DATA:

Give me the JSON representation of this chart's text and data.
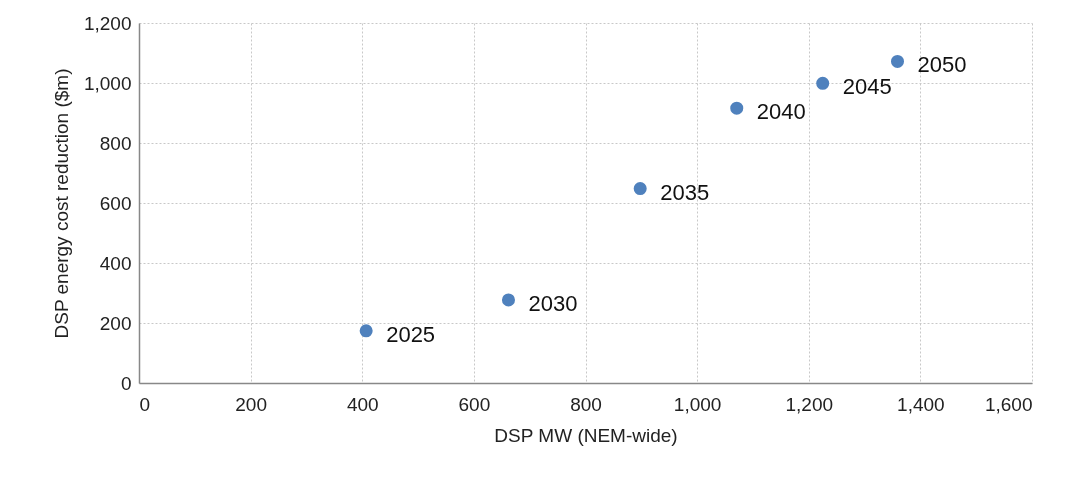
{
  "chart_data": {
    "type": "scatter",
    "xlabel": "DSP MW (NEM-wide)",
    "ylabel": "DSP energy cost reduction ($m)",
    "x": [
      407,
      662,
      898,
      1071,
      1225,
      1359
    ],
    "series": [
      {
        "color": "#4f81bd",
        "values": [
          174,
          277,
          648,
          916,
          999,
          1072
        ]
      }
    ],
    "annotations": [
      {
        "text": "2025",
        "x": 407,
        "y": 174
      },
      {
        "text": "2030",
        "x": 662,
        "y": 277
      },
      {
        "text": "2035",
        "x": 898,
        "y": 648
      },
      {
        "text": "2040",
        "x": 1071,
        "y": 916
      },
      {
        "text": "2045",
        "x": 1225,
        "y": 999
      },
      {
        "text": "2050",
        "x": 1359,
        "y": 1072
      }
    ],
    "xlim": [
      0,
      1600
    ],
    "xticks": [
      {
        "value": 0,
        "label": "0"
      },
      {
        "value": 200,
        "label": "200"
      },
      {
        "value": 400,
        "label": "400"
      },
      {
        "value": 600,
        "label": "600"
      },
      {
        "value": 800,
        "label": "800"
      },
      {
        "value": 1000,
        "label": "1,000"
      },
      {
        "value": 1200,
        "label": "1,200"
      },
      {
        "value": 1400,
        "label": "1,400"
      },
      {
        "value": 1600,
        "label": "1,600"
      }
    ],
    "ylim": [
      0,
      1200
    ],
    "yticks": [
      {
        "value": 0,
        "label": "0"
      },
      {
        "value": 200,
        "label": "200"
      },
      {
        "value": 400,
        "label": "400"
      },
      {
        "value": 600,
        "label": "600"
      },
      {
        "value": 800,
        "label": "800"
      },
      {
        "value": 1000,
        "label": "1,000"
      },
      {
        "value": 1200,
        "label": "1,200"
      }
    ],
    "grid": true,
    "marker": "circle",
    "legend": false
  }
}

INSTRUCTION: In the records above, how many lines hold the string "text"? Reply with only the number.

TASK RESULT: 7